Given instruction: Select lines where the word "wage" appears.
--- START Records to use ---
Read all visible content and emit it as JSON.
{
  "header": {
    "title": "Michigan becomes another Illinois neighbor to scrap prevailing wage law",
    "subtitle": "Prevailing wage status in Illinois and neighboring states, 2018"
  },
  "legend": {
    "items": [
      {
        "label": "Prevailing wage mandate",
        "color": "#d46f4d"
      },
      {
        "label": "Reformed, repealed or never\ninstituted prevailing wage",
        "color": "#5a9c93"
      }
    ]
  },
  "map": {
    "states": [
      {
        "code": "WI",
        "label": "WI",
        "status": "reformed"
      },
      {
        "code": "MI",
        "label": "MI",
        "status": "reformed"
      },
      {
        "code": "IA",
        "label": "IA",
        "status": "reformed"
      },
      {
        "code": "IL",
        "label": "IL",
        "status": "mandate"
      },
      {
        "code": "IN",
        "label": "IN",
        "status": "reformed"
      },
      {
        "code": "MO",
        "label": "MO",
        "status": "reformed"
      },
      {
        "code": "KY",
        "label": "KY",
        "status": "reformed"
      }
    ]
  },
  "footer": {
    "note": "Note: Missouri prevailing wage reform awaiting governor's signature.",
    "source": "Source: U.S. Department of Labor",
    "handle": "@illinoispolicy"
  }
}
--- END Records to use ---
Written answer:
    "title": "Michigan becomes another Illinois neighbor to scrap prevailing wage law",
    "subtitle": "Prevailing wage status in Illinois and neighboring states, 2018"
        "label": "Prevailing wage mandate",
        "label": "Reformed, repealed or never\ninstituted prevailing wage",
    "note": "Note: Missouri prevailing wage reform awaiting governor's signature.",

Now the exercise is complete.